_Exercise objective_
Each line of the material below should be reproduced exactly.

**** Dataset records

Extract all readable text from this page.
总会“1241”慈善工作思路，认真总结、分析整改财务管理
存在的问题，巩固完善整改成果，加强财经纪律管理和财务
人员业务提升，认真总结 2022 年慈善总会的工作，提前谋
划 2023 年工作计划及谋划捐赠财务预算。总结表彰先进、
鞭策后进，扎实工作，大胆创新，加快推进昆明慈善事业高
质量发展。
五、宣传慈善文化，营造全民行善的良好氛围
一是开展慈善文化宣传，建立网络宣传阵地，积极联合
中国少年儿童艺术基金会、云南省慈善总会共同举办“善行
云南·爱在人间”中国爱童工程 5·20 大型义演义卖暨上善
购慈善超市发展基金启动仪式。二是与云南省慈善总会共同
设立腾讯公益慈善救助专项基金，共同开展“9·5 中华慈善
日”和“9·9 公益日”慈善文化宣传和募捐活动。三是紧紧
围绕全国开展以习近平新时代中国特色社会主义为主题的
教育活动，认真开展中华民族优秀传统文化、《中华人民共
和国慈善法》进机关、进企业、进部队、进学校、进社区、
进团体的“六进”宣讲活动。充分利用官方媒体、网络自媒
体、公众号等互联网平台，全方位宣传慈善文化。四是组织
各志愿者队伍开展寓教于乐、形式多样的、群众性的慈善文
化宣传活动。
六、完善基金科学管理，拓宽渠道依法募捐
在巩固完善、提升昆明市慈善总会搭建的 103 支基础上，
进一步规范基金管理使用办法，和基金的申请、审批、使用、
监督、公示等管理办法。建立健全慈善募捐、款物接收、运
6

********

_Response_
Extract all readable text from this page.
总会“1241”慈善工作思路，认真总结、分析整改财务管理
存在的问题，巩固完善整改成果，加强财经纪律管理和财务
人员业务提升，认真总结 2022 年慈善总会的工作，提前谋
划 2023 年工作计划及谋划捐赠财务预算。总结表彰先进、
鞭策后进，扎实工作，大胆创新，加快推进昆明慈善事业高
质量发展。
五、宣传慈善文化，营造全民行善的良好氛围
一是开展慈善文化宣传，建立网络宣传阵地，积极联合
中国少年儿童艺术基金会、云南省慈善总会共同举办“善行
云南·爱在人间”中国爱童工程 5·20 大型义演义卖暨上善
购慈善超市发展基金启动仪式。二是与云南省慈善总会共同
设立腾讯公益慈善救助专项基金，共同开展“9·5 中华慈善
日”和“9·9 公益日”慈善文化宣传和募捐活动。三是紧紧
围绕全国开展以习近平新时代中国特色社会主义为主题的
教育活动，认真开展中华民族优秀传统文化、《中华人民共
和国慈善法》进机关、进企业、进部队、进学校、进社区、
进团体的“六进”宣讲活动。充分利用官方媒体、网络自媒
体、公众号等互联网平台，全方位宣传慈善文化。四是组织
各志愿者队伍开展寓教于乐、形式多样的、群众性的慈善文
化宣传活动。
六、完善基金科学管理，拓宽渠道依法募捐
在巩固完善、提升昆明市慈善总会搭建的 103 支基础上，
进一步规范基金管理使用办法，和基金的申请、审批、使用、
监督、公示等管理办法。建立健全慈善募捐、款物接收、运
6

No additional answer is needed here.